**Short exercise**
Report only the number of lines in the records that contain the word "abbrv".

======

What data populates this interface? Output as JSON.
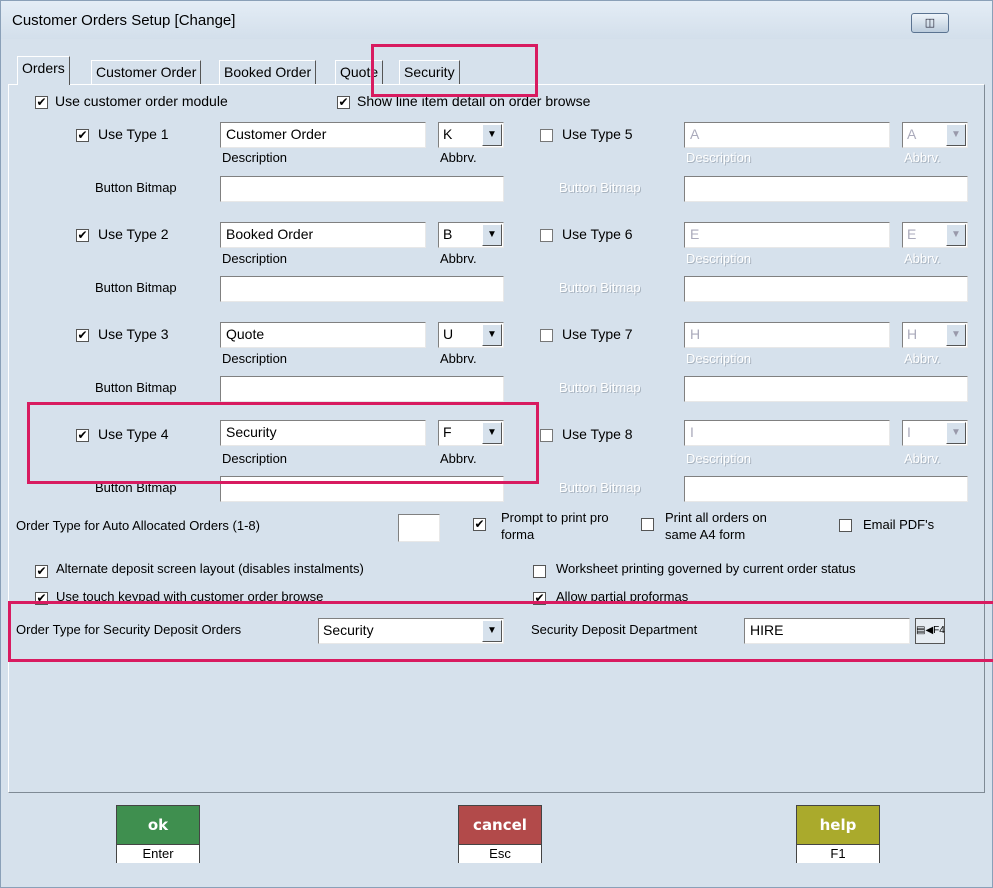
{
  "window": {
    "title": "Customer Orders Setup  [Change]",
    "restore_icon": "restore-icon"
  },
  "tabs": [
    "Orders",
    "Customer Order",
    "Booked Order",
    "Quote",
    "Security"
  ],
  "top_options": {
    "use_module": {
      "label": "Use customer order module",
      "checked": true
    },
    "show_line_detail": {
      "label": "Show line item detail on order browse",
      "checked": true
    }
  },
  "types_left": [
    {
      "label": "Use Type 1",
      "checked": true,
      "description": "Customer Order",
      "abbrv": "K"
    },
    {
      "label": "Use Type 2",
      "checked": true,
      "description": "Booked Order",
      "abbrv": "B"
    },
    {
      "label": "Use Type 3",
      "checked": true,
      "description": "Quote",
      "abbrv": "U"
    },
    {
      "label": "Use Type 4",
      "checked": true,
      "description": "Security",
      "abbrv": "F"
    }
  ],
  "types_right": [
    {
      "label": "Use Type 5",
      "checked": false,
      "description": "A",
      "abbrv": "A"
    },
    {
      "label": "Use Type 6",
      "checked": false,
      "description": "E",
      "abbrv": "E"
    },
    {
      "label": "Use Type 7",
      "checked": false,
      "description": "H",
      "abbrv": "H"
    },
    {
      "label": "Use Type 8",
      "checked": false,
      "description": "I",
      "abbrv": "I"
    }
  ],
  "field_labels": {
    "description": "Description",
    "abbrv": "Abbrv.",
    "button_bitmap": "Button Bitmap"
  },
  "auto_alloc": {
    "label": "Order Type for Auto Allocated Orders (1-8)",
    "value": ""
  },
  "prompt_pro_forma": {
    "label_1": "Prompt to print pro",
    "label_2": "forma",
    "checked": true
  },
  "print_all_orders": {
    "label_1": "Print all orders on",
    "label_2": "same A4 form",
    "checked": false
  },
  "email_pdf": {
    "label": "Email PDF's",
    "checked": false
  },
  "alt_deposit": {
    "label": "Alternate deposit screen layout (disables instalments)",
    "checked": true
  },
  "worksheet_printing": {
    "label": "Worksheet printing governed by current order status",
    "checked": false
  },
  "touch_keypad": {
    "label": "Use touch keypad with customer order browse",
    "checked": true
  },
  "allow_partial": {
    "label": "Allow partial proformas",
    "checked": true
  },
  "security_deposit": {
    "order_type_label": "Order Type for Security Deposit Orders",
    "order_type_value": "Security",
    "department_label": "Security Deposit Department",
    "department_value": "HIRE",
    "lookup_icon": "lookup-icon",
    "lookup_key": "F4"
  },
  "buttons": {
    "ok": {
      "label": "ok",
      "key": "Enter",
      "color": "#3f8f4f"
    },
    "cancel": {
      "label": "cancel",
      "key": "Esc",
      "color": "#b24a4a"
    },
    "help": {
      "label": "help",
      "key": "F1",
      "color": "#aaaa2c"
    }
  },
  "highlight_color": "#d81b60"
}
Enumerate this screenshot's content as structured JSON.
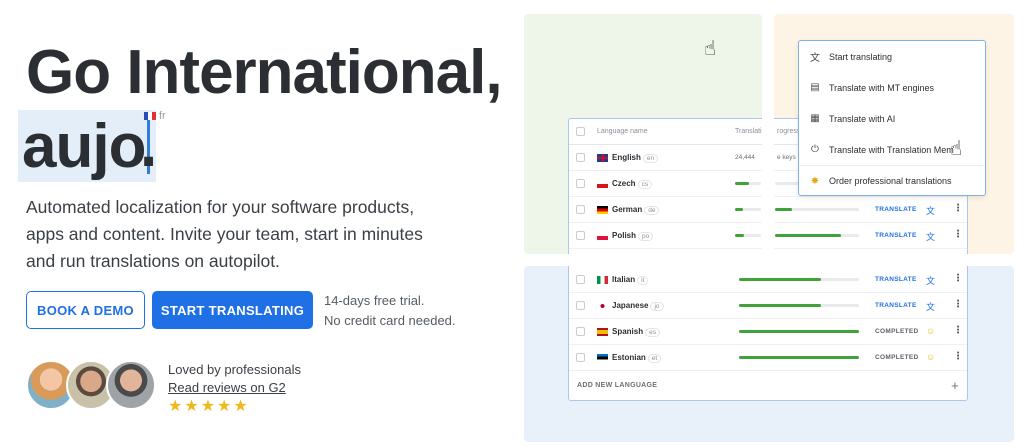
{
  "hero": {
    "line1": "Go International,",
    "typed": "aujo",
    "dot": ".",
    "lang_badge": "fr",
    "subtext": "Automated localization for your software products, apps and content. Invite your team, start in minutes and run translations on autopilot.",
    "book_demo": "BOOK A DEMO",
    "start_translating": "START TRANSLATING",
    "trial_line1": "14-days free trial.",
    "trial_line2": "No credit card needed.",
    "loved": "Loved by professionals",
    "reviews": "Read reviews on G2",
    "stars": "★★★★★"
  },
  "table": {
    "col_language": "Language name",
    "col_translation": "Translatio",
    "col_progress": "rogress",
    "base_keys": "24,444",
    "base_keys2": "e keys",
    "rows": [
      {
        "name": "English",
        "code": "en",
        "flag": "gb"
      },
      {
        "name": "Czech",
        "code": "cs",
        "flag": "cz",
        "p1": 0.55,
        "p2": 0.0
      },
      {
        "name": "German",
        "code": "de",
        "flag": "de",
        "p1": 0.3,
        "p2": 0.2,
        "status": "TRANSLATE"
      },
      {
        "name": "Polish",
        "code": "po",
        "flag": "pl",
        "p1": 0.35,
        "p2": 0.78,
        "status": "TRANSLATE"
      },
      {
        "name": "Italian",
        "code": "it",
        "flag": "it",
        "p": 0.68,
        "status": "TRANSLATE"
      },
      {
        "name": "Japanese",
        "code": "jo",
        "flag": "jp",
        "p": 0.68,
        "status": "TRANSLATE"
      },
      {
        "name": "Spanish",
        "code": "es",
        "flag": "es",
        "p": 1.0,
        "status": "COMPLETED"
      },
      {
        "name": "Estonian",
        "code": "et",
        "flag": "ee",
        "p": 1.0,
        "status": "COMPLETED"
      }
    ],
    "add_language": "ADD NEW LANGUAGE",
    "plus": "+"
  },
  "menu": {
    "items": [
      {
        "label": "Start translating",
        "icon": "translate-icon"
      },
      {
        "label": "Translate with MT engines",
        "icon": "mt-engine-icon"
      },
      {
        "label": "Translate with AI",
        "icon": "ai-chip-icon"
      },
      {
        "label": "Translate with Translation Mem",
        "icon": "plug-icon"
      },
      {
        "label": "Order professional translations",
        "icon": "star-badge-icon"
      }
    ]
  },
  "colors": {
    "primary": "#1f6fe5",
    "progress": "#3fa23a",
    "green_bg": "#eef6e9",
    "orange_bg": "#fdf4e6",
    "blue_bg": "#e8f1fa"
  }
}
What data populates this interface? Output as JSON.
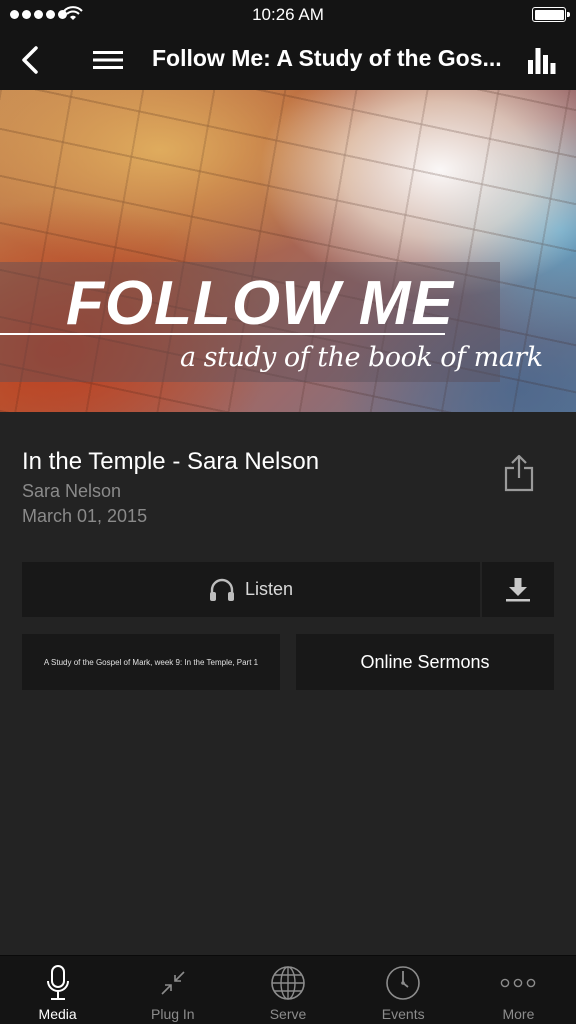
{
  "status_bar": {
    "time": "10:26 AM"
  },
  "nav": {
    "title": "Follow Me: A Study of the Gos..."
  },
  "banner": {
    "title": "FOLLOW ME",
    "subtitle": "a study of the book of mark"
  },
  "sermon": {
    "title": "In the Temple - Sara Nelson",
    "speaker": "Sara Nelson",
    "date": "March 01, 2015"
  },
  "actions": {
    "listen_label": "Listen",
    "notes_label": "A Study of the Gospel of Mark, week 9: In the Temple, Part 1",
    "online_sermons_label": "Online Sermons"
  },
  "tabs": [
    {
      "label": "Media",
      "icon": "microphone-icon",
      "active": true
    },
    {
      "label": "Plug In",
      "icon": "compress-arrows-icon",
      "active": false
    },
    {
      "label": "Serve",
      "icon": "globe-icon",
      "active": false
    },
    {
      "label": "Events",
      "icon": "clock-icon",
      "active": false
    },
    {
      "label": "More",
      "icon": "more-dots-icon",
      "active": false
    }
  ],
  "colors": {
    "background": "#232323",
    "bar": "#141414",
    "button": "#181818",
    "muted_text": "#8a8a8a"
  }
}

======

**Written solution**
9